Task requirements -
Of the lines in the listing, how many include the string "Course"? Write the number and nothing else.

Data entries -

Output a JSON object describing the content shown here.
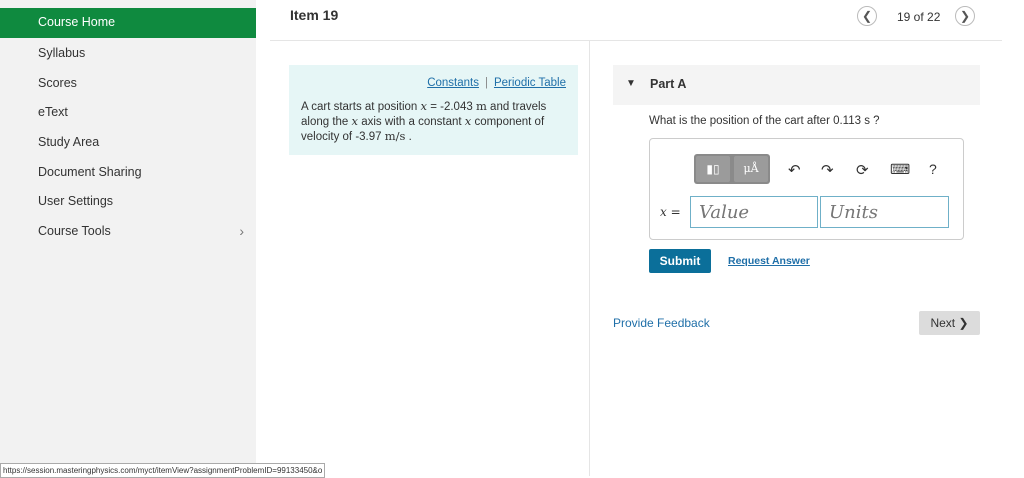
{
  "sidebar": {
    "items": [
      {
        "label": "Course Home"
      },
      {
        "label": "Syllabus"
      },
      {
        "label": "Scores"
      },
      {
        "label": "eText"
      },
      {
        "label": "Study Area"
      },
      {
        "label": "Document Sharing"
      },
      {
        "label": "User Settings"
      },
      {
        "label": "Course Tools"
      }
    ]
  },
  "status_url": "https://session.masteringphysics.com/myct/itemView?assignmentProblemID=99133450&o",
  "header": {
    "title": "Item 19",
    "pager": "19 of 22"
  },
  "info_box": {
    "constants_link": "Constants",
    "separator": "|",
    "periodic_link": "Periodic Table",
    "text_1": "A cart starts at position ",
    "x_var": "x",
    "text_2": " = -2.043 ",
    "unit_m": "m",
    "text_3": " and travels along the ",
    "text_4": " axis with a constant ",
    "text_5": " component of velocity of -3.97 ",
    "unit_ms": "m/s",
    "text_6": " ."
  },
  "part": {
    "title": "Part A",
    "question": "What is the position of the cart after 0.113  s ?",
    "x_label": "x =",
    "value_placeholder": "Value",
    "units_placeholder": "Units",
    "toolbar": {
      "template_glyph": "▮▯",
      "mu_glyph": "μÅ",
      "help_glyph": "?"
    },
    "submit": "Submit",
    "request_answer": "Request Answer"
  },
  "footer": {
    "feedback": "Provide Feedback",
    "next": "Next ❯"
  }
}
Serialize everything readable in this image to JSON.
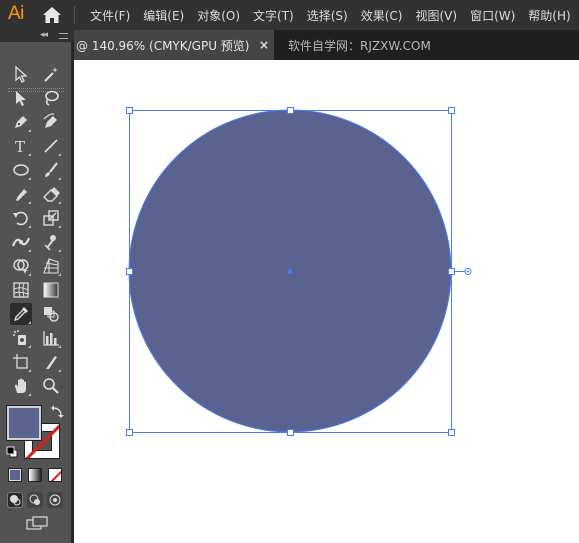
{
  "app": {
    "logo": "Ai"
  },
  "menu": [
    "文件(F)",
    "编辑(E)",
    "对象(O)",
    "文字(T)",
    "选择(S)",
    "效果(C)",
    "视图(V)",
    "窗口(W)",
    "帮助(H)"
  ],
  "tabs": {
    "active_label": "@ 140.96% (CMYK/GPU 预览)",
    "close_glyph": "×",
    "inactive_label": "软件自学网：RJZXW.COM"
  },
  "toolbar": {
    "collapse_glyph": "◂◂",
    "close_glyph": "×",
    "tools": [
      {
        "name": "selection-tool-icon"
      },
      {
        "name": "magic-wand-tool-icon"
      },
      {
        "name": "direct-selection-tool-icon"
      },
      {
        "name": "lasso-tool-icon"
      },
      {
        "name": "pen-tool-icon"
      },
      {
        "name": "curvature-tool-icon"
      },
      {
        "name": "type-tool-icon",
        "glyph": "T"
      },
      {
        "name": "line-segment-tool-icon"
      },
      {
        "name": "ellipse-tool-icon"
      },
      {
        "name": "paintbrush-tool-icon"
      },
      {
        "name": "shaper-tool-icon"
      },
      {
        "name": "eraser-tool-icon"
      },
      {
        "name": "rotate-tool-icon"
      },
      {
        "name": "scale-tool-icon"
      },
      {
        "name": "width-tool-icon"
      },
      {
        "name": "puppet-warp-tool-icon"
      },
      {
        "name": "shape-builder-tool-icon"
      },
      {
        "name": "perspective-grid-tool-icon"
      },
      {
        "name": "mesh-tool-icon"
      },
      {
        "name": "gradient-tool-icon"
      },
      {
        "name": "eyedropper-tool-icon",
        "active": true
      },
      {
        "name": "blend-tool-icon"
      },
      {
        "name": "symbol-sprayer-tool-icon"
      },
      {
        "name": "column-graph-tool-icon"
      },
      {
        "name": "artboard-tool-icon"
      },
      {
        "name": "slice-tool-icon"
      },
      {
        "name": "hand-tool-icon"
      },
      {
        "name": "zoom-tool-icon"
      }
    ]
  },
  "colors": {
    "fill": "#5b6490",
    "circle_fill": "#5a6390",
    "selection": "#4a7cf0",
    "accent_logo": "#ff9a00",
    "menubar_bg": "#323232",
    "toolbar_bg": "#535353"
  },
  "document": {
    "selected_shape": "ellipse",
    "stroke": "none"
  }
}
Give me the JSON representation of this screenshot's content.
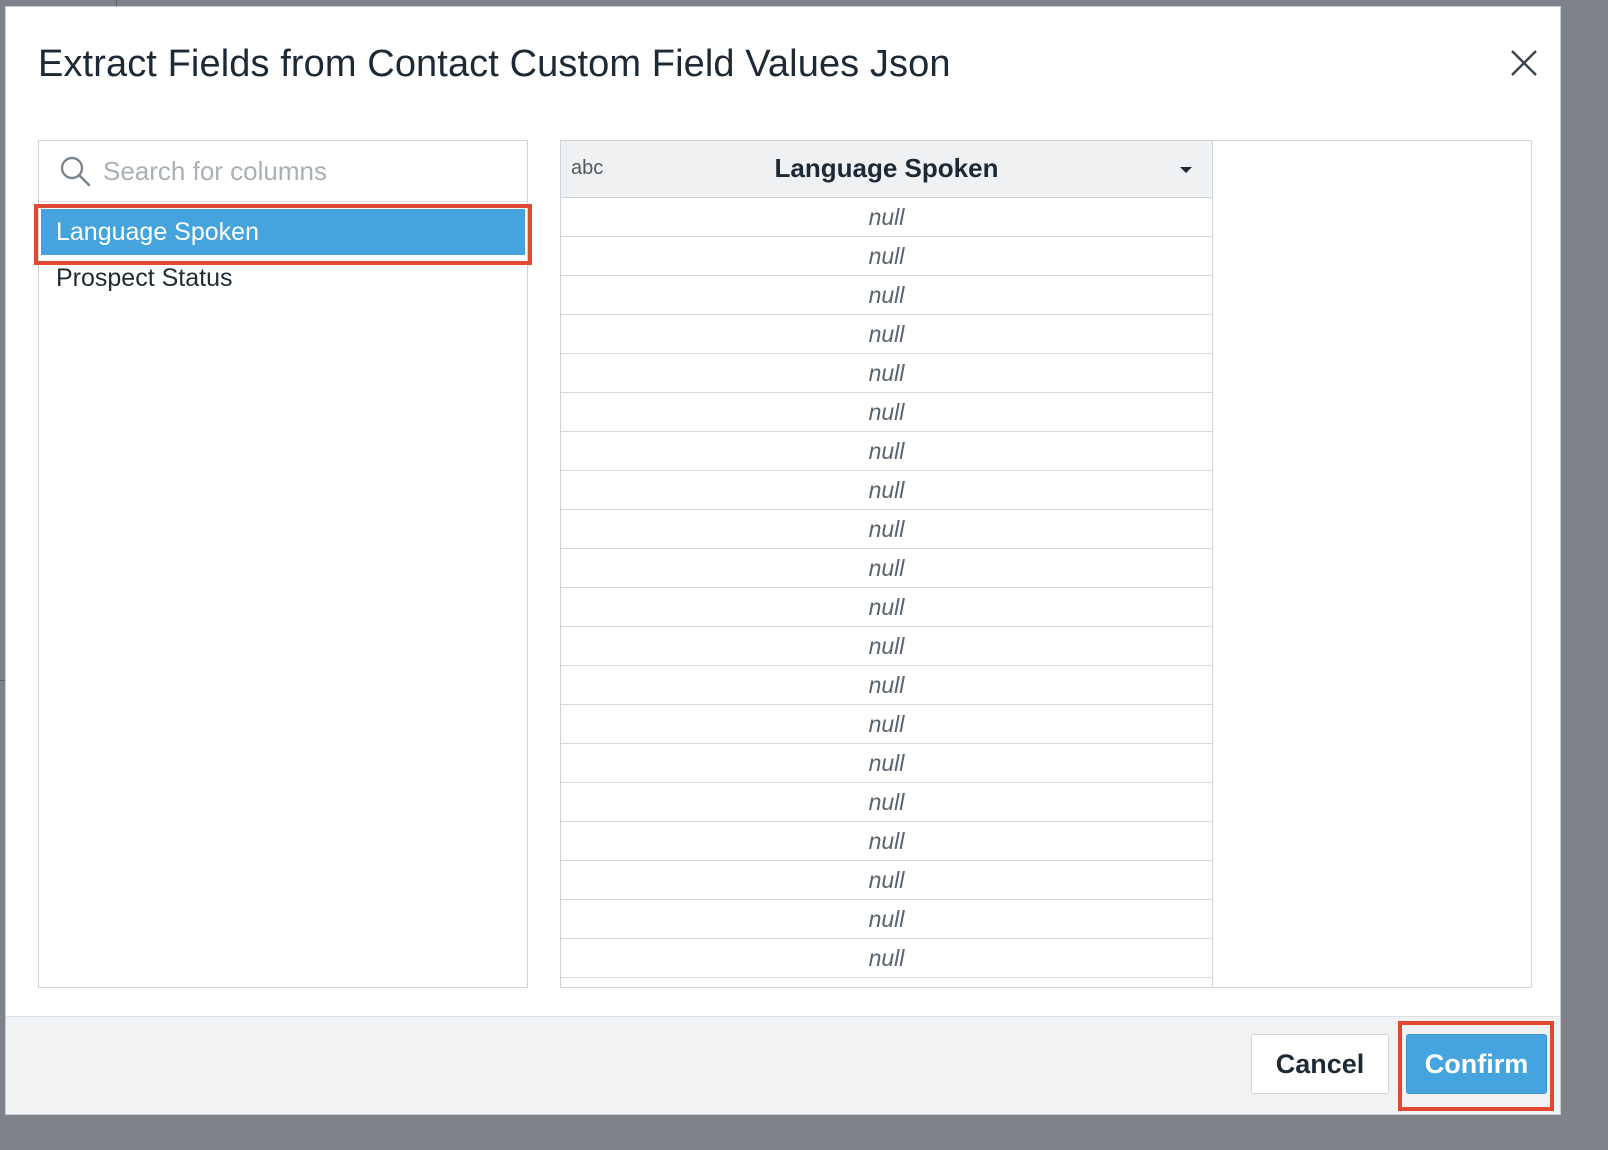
{
  "dialog": {
    "title": "Extract Fields from Contact Custom Field Values Json",
    "close_icon": "close-icon"
  },
  "column_picker": {
    "search_placeholder": "Search for columns",
    "search_value": "",
    "items": [
      {
        "label": "Language Spoken",
        "selected": true
      },
      {
        "label": "Prospect Status",
        "selected": false
      }
    ]
  },
  "preview": {
    "column": {
      "type": "abc",
      "name": "Language Spoken",
      "dropdown_icon": "caret-down-icon"
    },
    "rows": [
      "null",
      "null",
      "null",
      "null",
      "null",
      "null",
      "null",
      "null",
      "null",
      "null",
      "null",
      "null",
      "null",
      "null",
      "null",
      "null",
      "null",
      "null",
      "null",
      "null"
    ]
  },
  "footer": {
    "cancel_label": "Cancel",
    "confirm_label": "Confirm"
  },
  "colors": {
    "accent": "#45a4de",
    "highlight": "#e04a33"
  }
}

Full response -
2